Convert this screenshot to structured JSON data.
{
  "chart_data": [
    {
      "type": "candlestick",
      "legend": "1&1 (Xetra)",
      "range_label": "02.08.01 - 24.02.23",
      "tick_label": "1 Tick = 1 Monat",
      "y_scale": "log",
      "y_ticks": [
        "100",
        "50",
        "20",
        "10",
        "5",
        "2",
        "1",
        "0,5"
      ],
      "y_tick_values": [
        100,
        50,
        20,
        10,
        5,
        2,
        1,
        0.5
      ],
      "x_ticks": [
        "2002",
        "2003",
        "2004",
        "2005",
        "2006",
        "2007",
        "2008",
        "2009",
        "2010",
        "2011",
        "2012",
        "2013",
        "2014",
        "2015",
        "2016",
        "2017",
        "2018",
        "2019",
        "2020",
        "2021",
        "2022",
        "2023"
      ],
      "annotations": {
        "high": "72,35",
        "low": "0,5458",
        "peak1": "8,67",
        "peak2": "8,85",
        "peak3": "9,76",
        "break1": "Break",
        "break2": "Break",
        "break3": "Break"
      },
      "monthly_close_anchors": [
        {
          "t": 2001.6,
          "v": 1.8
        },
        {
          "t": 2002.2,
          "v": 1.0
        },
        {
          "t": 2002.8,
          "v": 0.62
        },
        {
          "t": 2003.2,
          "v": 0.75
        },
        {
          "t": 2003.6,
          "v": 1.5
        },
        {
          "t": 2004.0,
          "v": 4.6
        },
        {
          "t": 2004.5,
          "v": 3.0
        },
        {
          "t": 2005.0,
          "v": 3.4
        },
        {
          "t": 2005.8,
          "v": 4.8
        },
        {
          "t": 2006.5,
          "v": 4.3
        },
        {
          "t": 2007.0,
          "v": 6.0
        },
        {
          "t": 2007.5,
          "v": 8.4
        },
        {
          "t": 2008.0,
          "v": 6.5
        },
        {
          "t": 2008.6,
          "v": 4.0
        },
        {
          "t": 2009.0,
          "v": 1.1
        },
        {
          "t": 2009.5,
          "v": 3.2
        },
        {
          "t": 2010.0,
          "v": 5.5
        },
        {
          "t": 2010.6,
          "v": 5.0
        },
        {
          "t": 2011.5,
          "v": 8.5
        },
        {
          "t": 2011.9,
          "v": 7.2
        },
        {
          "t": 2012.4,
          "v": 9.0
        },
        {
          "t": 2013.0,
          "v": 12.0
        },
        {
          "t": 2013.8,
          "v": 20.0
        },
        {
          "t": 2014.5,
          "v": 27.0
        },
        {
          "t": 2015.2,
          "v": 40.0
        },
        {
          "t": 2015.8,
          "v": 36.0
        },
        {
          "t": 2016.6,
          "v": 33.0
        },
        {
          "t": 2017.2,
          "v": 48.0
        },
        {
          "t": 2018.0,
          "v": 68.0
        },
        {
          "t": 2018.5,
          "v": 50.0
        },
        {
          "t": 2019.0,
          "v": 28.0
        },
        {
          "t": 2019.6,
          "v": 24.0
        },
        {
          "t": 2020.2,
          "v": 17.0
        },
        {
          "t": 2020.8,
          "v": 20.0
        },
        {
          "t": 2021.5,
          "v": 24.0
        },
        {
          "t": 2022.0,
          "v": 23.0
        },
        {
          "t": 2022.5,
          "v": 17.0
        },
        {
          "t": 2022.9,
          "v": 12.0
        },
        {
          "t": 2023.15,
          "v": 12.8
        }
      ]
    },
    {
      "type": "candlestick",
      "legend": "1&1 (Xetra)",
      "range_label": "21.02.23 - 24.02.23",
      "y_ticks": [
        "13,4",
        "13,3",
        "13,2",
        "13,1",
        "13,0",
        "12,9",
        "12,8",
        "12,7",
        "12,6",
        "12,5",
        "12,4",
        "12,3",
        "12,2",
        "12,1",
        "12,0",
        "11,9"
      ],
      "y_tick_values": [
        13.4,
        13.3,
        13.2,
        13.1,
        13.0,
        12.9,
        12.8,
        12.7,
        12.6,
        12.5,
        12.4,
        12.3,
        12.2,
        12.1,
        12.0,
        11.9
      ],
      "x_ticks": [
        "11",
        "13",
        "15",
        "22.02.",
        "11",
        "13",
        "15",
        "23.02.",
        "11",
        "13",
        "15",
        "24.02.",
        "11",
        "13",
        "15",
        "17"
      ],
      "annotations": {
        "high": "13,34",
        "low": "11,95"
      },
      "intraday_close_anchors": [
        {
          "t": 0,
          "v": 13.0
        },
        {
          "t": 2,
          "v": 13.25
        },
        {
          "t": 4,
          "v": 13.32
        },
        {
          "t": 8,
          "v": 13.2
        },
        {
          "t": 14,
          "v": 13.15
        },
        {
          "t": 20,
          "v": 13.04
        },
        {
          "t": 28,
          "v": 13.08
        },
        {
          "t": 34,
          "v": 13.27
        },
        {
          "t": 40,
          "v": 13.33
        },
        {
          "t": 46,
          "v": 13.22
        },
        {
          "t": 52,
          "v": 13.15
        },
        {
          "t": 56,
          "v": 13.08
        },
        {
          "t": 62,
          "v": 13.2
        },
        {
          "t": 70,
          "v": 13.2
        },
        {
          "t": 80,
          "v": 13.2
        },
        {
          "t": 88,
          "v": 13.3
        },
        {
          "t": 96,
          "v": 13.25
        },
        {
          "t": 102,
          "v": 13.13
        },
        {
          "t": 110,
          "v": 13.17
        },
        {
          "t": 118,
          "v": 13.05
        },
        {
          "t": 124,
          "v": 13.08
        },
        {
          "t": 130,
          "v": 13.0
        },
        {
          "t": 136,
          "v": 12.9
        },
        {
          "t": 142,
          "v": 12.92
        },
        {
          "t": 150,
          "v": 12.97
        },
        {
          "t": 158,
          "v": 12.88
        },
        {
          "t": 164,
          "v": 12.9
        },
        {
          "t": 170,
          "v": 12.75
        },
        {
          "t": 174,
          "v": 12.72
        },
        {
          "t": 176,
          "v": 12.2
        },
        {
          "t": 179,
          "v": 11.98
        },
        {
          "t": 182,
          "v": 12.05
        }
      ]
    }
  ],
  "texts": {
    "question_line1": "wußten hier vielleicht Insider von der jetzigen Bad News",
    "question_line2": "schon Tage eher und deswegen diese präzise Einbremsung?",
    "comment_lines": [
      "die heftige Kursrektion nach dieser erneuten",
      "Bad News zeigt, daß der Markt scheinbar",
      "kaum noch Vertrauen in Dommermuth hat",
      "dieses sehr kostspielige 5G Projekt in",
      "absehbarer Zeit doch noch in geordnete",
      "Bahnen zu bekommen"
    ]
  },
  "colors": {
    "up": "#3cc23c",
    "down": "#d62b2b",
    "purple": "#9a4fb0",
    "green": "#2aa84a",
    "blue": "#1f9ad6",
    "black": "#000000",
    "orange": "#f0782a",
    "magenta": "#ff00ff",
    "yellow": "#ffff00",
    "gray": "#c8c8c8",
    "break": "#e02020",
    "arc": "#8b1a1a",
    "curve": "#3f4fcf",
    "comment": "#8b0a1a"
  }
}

_TASK GOAL_
Write the listing out again, exactly as it reads.

_EXERCISE SOLUTION_
Convert this screenshot to structured JSON data.
{
  "chart_data": [
    {
      "type": "candlestick",
      "legend": "1&1 (Xetra)",
      "range_label": "02.08.01 - 24.02.23",
      "tick_label": "1 Tick = 1 Monat",
      "y_scale": "log",
      "y_ticks": [
        "100",
        "50",
        "20",
        "10",
        "5",
        "2",
        "1",
        "0,5"
      ],
      "y_tick_values": [
        100,
        50,
        20,
        10,
        5,
        2,
        1,
        0.5
      ],
      "x_ticks": [
        "2002",
        "2003",
        "2004",
        "2005",
        "2006",
        "2007",
        "2008",
        "2009",
        "2010",
        "2011",
        "2012",
        "2013",
        "2014",
        "2015",
        "2016",
        "2017",
        "2018",
        "2019",
        "2020",
        "2021",
        "2022",
        "2023"
      ],
      "annotations": {
        "high": "72,35",
        "low": "0,5458",
        "peak1": "8,67",
        "peak2": "8,85",
        "peak3": "9,76",
        "break1": "Break",
        "break2": "Break",
        "break3": "Break"
      },
      "monthly_close_anchors": [
        {
          "t": 2001.6,
          "v": 1.8
        },
        {
          "t": 2002.2,
          "v": 1.0
        },
        {
          "t": 2002.8,
          "v": 0.62
        },
        {
          "t": 2003.2,
          "v": 0.75
        },
        {
          "t": 2003.6,
          "v": 1.5
        },
        {
          "t": 2004.0,
          "v": 4.6
        },
        {
          "t": 2004.5,
          "v": 3.0
        },
        {
          "t": 2005.0,
          "v": 3.4
        },
        {
          "t": 2005.8,
          "v": 4.8
        },
        {
          "t": 2006.5,
          "v": 4.3
        },
        {
          "t": 2007.0,
          "v": 6.0
        },
        {
          "t": 2007.5,
          "v": 8.4
        },
        {
          "t": 2008.0,
          "v": 6.5
        },
        {
          "t": 2008.6,
          "v": 4.0
        },
        {
          "t": 2009.0,
          "v": 1.1
        },
        {
          "t": 2009.5,
          "v": 3.2
        },
        {
          "t": 2010.0,
          "v": 5.5
        },
        {
          "t": 2010.6,
          "v": 5.0
        },
        {
          "t": 2011.5,
          "v": 8.5
        },
        {
          "t": 2011.9,
          "v": 7.2
        },
        {
          "t": 2012.4,
          "v": 9.0
        },
        {
          "t": 2013.0,
          "v": 12.0
        },
        {
          "t": 2013.8,
          "v": 20.0
        },
        {
          "t": 2014.5,
          "v": 27.0
        },
        {
          "t": 2015.2,
          "v": 40.0
        },
        {
          "t": 2015.8,
          "v": 36.0
        },
        {
          "t": 2016.6,
          "v": 33.0
        },
        {
          "t": 2017.2,
          "v": 48.0
        },
        {
          "t": 2018.0,
          "v": 68.0
        },
        {
          "t": 2018.5,
          "v": 50.0
        },
        {
          "t": 2019.0,
          "v": 28.0
        },
        {
          "t": 2019.6,
          "v": 24.0
        },
        {
          "t": 2020.2,
          "v": 17.0
        },
        {
          "t": 2020.8,
          "v": 20.0
        },
        {
          "t": 2021.5,
          "v": 24.0
        },
        {
          "t": 2022.0,
          "v": 23.0
        },
        {
          "t": 2022.5,
          "v": 17.0
        },
        {
          "t": 2022.9,
          "v": 12.0
        },
        {
          "t": 2023.15,
          "v": 12.8
        }
      ]
    },
    {
      "type": "candlestick",
      "legend": "1&1 (Xetra)",
      "range_label": "21.02.23 - 24.02.23",
      "y_ticks": [
        "13,4",
        "13,3",
        "13,2",
        "13,1",
        "13,0",
        "12,9",
        "12,8",
        "12,7",
        "12,6",
        "12,5",
        "12,4",
        "12,3",
        "12,2",
        "12,1",
        "12,0",
        "11,9"
      ],
      "y_tick_values": [
        13.4,
        13.3,
        13.2,
        13.1,
        13.0,
        12.9,
        12.8,
        12.7,
        12.6,
        12.5,
        12.4,
        12.3,
        12.2,
        12.1,
        12.0,
        11.9
      ],
      "x_ticks": [
        "11",
        "13",
        "15",
        "22.02.",
        "11",
        "13",
        "15",
        "23.02.",
        "11",
        "13",
        "15",
        "24.02.",
        "11",
        "13",
        "15",
        "17"
      ],
      "annotations": {
        "high": "13,34",
        "low": "11,95"
      },
      "intraday_close_anchors": [
        {
          "t": 0,
          "v": 13.0
        },
        {
          "t": 2,
          "v": 13.25
        },
        {
          "t": 4,
          "v": 13.32
        },
        {
          "t": 8,
          "v": 13.2
        },
        {
          "t": 14,
          "v": 13.15
        },
        {
          "t": 20,
          "v": 13.04
        },
        {
          "t": 28,
          "v": 13.08
        },
        {
          "t": 34,
          "v": 13.27
        },
        {
          "t": 40,
          "v": 13.33
        },
        {
          "t": 46,
          "v": 13.22
        },
        {
          "t": 52,
          "v": 13.15
        },
        {
          "t": 56,
          "v": 13.08
        },
        {
          "t": 62,
          "v": 13.2
        },
        {
          "t": 70,
          "v": 13.2
        },
        {
          "t": 80,
          "v": 13.2
        },
        {
          "t": 88,
          "v": 13.3
        },
        {
          "t": 96,
          "v": 13.25
        },
        {
          "t": 102,
          "v": 13.13
        },
        {
          "t": 110,
          "v": 13.17
        },
        {
          "t": 118,
          "v": 13.05
        },
        {
          "t": 124,
          "v": 13.08
        },
        {
          "t": 130,
          "v": 13.0
        },
        {
          "t": 136,
          "v": 12.9
        },
        {
          "t": 142,
          "v": 12.92
        },
        {
          "t": 150,
          "v": 12.97
        },
        {
          "t": 158,
          "v": 12.88
        },
        {
          "t": 164,
          "v": 12.9
        },
        {
          "t": 170,
          "v": 12.75
        },
        {
          "t": 174,
          "v": 12.72
        },
        {
          "t": 176,
          "v": 12.2
        },
        {
          "t": 179,
          "v": 11.98
        },
        {
          "t": 182,
          "v": 12.05
        }
      ]
    }
  ],
  "texts": {
    "question_line1": "wußten hier vielleicht Insider von der jetzigen Bad News",
    "question_line2": "schon Tage eher und deswegen diese präzise Einbremsung?",
    "comment_lines": [
      "die heftige Kursrektion nach dieser erneuten",
      "Bad News zeigt, daß der Markt scheinbar",
      "kaum noch Vertrauen in Dommermuth hat",
      "dieses sehr kostspielige 5G Projekt in",
      "absehbarer Zeit doch noch in geordnete",
      "Bahnen zu bekommen"
    ]
  },
  "colors": {
    "up": "#3cc23c",
    "down": "#d62b2b",
    "purple": "#9a4fb0",
    "green": "#2aa84a",
    "blue": "#1f9ad6",
    "black": "#000000",
    "orange": "#f0782a",
    "magenta": "#ff00ff",
    "yellow": "#ffff00",
    "gray": "#c8c8c8",
    "break": "#e02020",
    "arc": "#8b1a1a",
    "curve": "#3f4fcf",
    "comment": "#8b0a1a"
  }
}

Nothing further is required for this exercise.